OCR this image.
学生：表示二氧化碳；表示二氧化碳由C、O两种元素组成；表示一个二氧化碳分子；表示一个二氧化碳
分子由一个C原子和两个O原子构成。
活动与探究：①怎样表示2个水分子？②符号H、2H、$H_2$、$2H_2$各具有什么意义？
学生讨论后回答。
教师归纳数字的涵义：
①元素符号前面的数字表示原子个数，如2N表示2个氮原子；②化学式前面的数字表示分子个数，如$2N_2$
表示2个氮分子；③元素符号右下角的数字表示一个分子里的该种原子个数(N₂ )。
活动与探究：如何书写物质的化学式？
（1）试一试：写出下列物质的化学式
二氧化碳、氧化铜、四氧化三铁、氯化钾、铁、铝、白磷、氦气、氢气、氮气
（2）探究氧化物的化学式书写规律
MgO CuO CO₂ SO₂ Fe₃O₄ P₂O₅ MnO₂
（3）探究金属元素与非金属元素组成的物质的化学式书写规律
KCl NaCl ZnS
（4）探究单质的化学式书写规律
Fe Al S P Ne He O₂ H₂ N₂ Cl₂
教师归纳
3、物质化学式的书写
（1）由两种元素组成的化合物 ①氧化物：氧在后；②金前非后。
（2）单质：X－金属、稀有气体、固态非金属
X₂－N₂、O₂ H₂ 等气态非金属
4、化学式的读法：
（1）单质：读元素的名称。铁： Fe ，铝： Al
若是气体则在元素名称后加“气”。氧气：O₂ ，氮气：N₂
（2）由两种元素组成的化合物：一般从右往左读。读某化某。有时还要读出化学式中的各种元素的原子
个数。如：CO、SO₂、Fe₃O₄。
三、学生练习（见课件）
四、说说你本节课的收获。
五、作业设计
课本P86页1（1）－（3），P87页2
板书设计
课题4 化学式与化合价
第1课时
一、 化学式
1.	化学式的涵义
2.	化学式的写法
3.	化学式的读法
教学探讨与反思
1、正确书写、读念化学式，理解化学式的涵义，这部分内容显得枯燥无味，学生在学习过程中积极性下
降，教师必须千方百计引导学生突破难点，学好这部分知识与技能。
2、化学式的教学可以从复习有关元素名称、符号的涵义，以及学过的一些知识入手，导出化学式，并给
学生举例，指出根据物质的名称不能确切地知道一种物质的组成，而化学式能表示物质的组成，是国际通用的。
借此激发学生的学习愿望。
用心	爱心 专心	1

▶ EXERCISE DETAILS: Count the lines above that contain the word "由两种元素组成的化合物", and reply with only that number.

▶ COMPLETED EXERCISE: 2